→ **Record set**:
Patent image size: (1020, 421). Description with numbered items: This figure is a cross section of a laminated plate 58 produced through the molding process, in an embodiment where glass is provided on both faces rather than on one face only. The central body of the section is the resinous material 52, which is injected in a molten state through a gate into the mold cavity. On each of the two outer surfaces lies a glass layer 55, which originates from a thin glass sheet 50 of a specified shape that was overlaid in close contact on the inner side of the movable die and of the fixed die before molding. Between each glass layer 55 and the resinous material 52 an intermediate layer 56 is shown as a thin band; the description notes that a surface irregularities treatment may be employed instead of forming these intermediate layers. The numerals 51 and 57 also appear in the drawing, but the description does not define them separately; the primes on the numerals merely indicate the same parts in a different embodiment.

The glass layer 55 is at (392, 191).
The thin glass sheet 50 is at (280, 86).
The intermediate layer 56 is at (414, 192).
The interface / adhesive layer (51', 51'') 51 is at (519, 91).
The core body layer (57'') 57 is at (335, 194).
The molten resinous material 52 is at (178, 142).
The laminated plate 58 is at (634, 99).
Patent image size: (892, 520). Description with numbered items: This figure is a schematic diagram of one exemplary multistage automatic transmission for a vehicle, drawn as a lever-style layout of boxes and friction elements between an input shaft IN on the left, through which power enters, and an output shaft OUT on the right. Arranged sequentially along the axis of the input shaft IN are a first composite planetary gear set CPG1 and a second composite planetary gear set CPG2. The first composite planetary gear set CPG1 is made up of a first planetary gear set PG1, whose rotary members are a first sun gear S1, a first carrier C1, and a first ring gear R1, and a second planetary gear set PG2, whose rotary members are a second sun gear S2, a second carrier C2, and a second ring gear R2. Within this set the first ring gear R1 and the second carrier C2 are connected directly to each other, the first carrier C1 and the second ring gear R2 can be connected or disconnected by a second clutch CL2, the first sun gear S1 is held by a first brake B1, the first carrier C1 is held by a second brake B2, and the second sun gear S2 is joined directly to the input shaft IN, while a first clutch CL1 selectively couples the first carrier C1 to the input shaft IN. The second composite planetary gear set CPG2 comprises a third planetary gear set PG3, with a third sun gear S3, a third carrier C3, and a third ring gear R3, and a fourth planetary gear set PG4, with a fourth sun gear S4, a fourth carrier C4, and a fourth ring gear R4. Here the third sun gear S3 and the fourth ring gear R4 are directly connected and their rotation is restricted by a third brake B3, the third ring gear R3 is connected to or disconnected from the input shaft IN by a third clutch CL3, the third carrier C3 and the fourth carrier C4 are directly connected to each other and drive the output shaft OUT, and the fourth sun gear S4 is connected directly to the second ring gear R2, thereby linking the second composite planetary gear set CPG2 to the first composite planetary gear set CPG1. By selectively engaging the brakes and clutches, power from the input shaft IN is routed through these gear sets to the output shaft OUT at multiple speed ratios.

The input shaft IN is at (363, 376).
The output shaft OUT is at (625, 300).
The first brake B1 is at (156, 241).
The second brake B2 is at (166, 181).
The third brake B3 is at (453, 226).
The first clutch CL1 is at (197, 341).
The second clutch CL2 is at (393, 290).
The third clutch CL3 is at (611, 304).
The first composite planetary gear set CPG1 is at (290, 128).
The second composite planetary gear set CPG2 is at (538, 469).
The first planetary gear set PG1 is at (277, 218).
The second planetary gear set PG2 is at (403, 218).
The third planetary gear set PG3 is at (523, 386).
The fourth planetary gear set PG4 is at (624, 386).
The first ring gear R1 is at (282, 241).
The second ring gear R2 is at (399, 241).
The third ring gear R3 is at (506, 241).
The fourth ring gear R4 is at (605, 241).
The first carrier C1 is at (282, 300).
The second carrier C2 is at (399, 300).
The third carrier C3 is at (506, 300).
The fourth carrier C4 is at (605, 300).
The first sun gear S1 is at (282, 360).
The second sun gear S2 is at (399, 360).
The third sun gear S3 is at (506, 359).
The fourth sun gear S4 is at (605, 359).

→ **Exercise task**:
Copy out every line of both items above word for word, keeping the original order.

→ **Reply**:
Patent image size: (1020, 421). Description with numbered items: This figure is a cross section of a laminated plate 58 produced through the molding process, in an embodiment where glass is provided on both faces rather than on one face only. The central body of the section is the resinous material 52, which is injected in a molten state through a gate into the mold cavity. On each of the two outer surfaces lies a glass layer 55, which originates from a thin glass sheet 50 of a specified shape that was overlaid in close contact on the inner side of the movable die and of the fixed die before molding. Between each glass layer 55 and the resinous material 52 an intermediate layer 56 is shown as a thin band; the description notes that a surface irregularities treatment may be employed instead of forming these intermediate layers. The numerals 51 and 57 also appear in the drawing, but the description does not define them separately; the primes on the numerals merely indicate the same parts in a different embodiment.

The glass layer 55 is at (392, 191).
The thin glass sheet 50 is at (280, 86).
The intermediate layer 56 is at (414, 192).
The interface / adhesive layer (51', 51'') 51 is at (519, 91).
The core body layer (57'') 57 is at (335, 194).
The molten resinous material 52 is at (178, 142).
The laminated plate 58 is at (634, 99).
Patent image size: (892, 520). Description with numbered items: This figure is a schematic diagram of one exemplary multistage automatic transmission for a vehicle, drawn as a lever-style layout of boxes and friction elements between an input shaft IN on the left, through which power enters, and an output shaft OUT on the right. Arranged sequentially along the axis of the input shaft IN are a first composite planetary gear set CPG1 and a second composite planetary gear set CPG2. The first composite planetary gear set CPG1 is made up of a first planetary gear set PG1, whose rotary members are a first sun gear S1, a first carrier C1, and a first ring gear R1, and a second planetary gear set PG2, whose rotary members are a second sun gear S2, a second carrier C2, and a second ring gear R2. Within this set the first ring gear R1 and the second carrier C2 are connected directly to each other, the first carrier C1 and the second ring gear R2 can be connected or disconnected by a second clutch CL2, the first sun gear S1 is held by a first brake B1, the first carrier C1 is held by a second brake B2, and the second sun gear S2 is joined directly to the input shaft IN, while a first clutch CL1 selectively couples the first carrier C1 to the input shaft IN. The second composite planetary gear set CPG2 comprises a third planetary gear set PG3, with a third sun gear S3, a third carrier C3, and a third ring gear R3, and a fourth planetary gear set PG4, with a fourth sun gear S4, a fourth carrier C4, and a fourth ring gear R4. Here the third sun gear S3 and the fourth ring gear R4 are directly connected and their rotation is restricted by a third brake B3, the third ring gear R3 is connected to or disconnected from the input shaft IN by a third clutch CL3, the third carrier C3 and the fourth carrier C4 are directly connected to each other and drive the output shaft OUT, and the fourth sun gear S4 is connected directly to the second ring gear R2, thereby linking the second composite planetary gear set CPG2 to the first composite planetary gear set CPG1. By selectively engaging the brakes and clutches, power from the input shaft IN is routed through these gear sets to the output shaft OUT at multiple speed ratios.

The input shaft IN is at (363, 376).
The output shaft OUT is at (625, 300).
The first brake B1 is at (156, 241).
The second brake B2 is at (166, 181).
The third brake B3 is at (453, 226).
The first clutch CL1 is at (197, 341).
The second clutch CL2 is at (393, 290).
The third clutch CL3 is at (611, 304).
The first composite planetary gear set CPG1 is at (290, 128).
The second composite planetary gear set CPG2 is at (538, 469).
The first planetary gear set PG1 is at (277, 218).
The second planetary gear set PG2 is at (403, 218).
The third planetary gear set PG3 is at (523, 386).
The fourth planetary gear set PG4 is at (624, 386).
The first ring gear R1 is at (282, 241).
The second ring gear R2 is at (399, 241).
The third ring gear R3 is at (506, 241).
The fourth ring gear R4 is at (605, 241).
The first carrier C1 is at (282, 300).
The second carrier C2 is at (399, 300).
The third carrier C3 is at (506, 300).
The fourth carrier C4 is at (605, 300).
The first sun gear S1 is at (282, 360).
The second sun gear S2 is at (399, 360).
The third sun gear S3 is at (506, 359).
The fourth sun gear S4 is at (605, 359).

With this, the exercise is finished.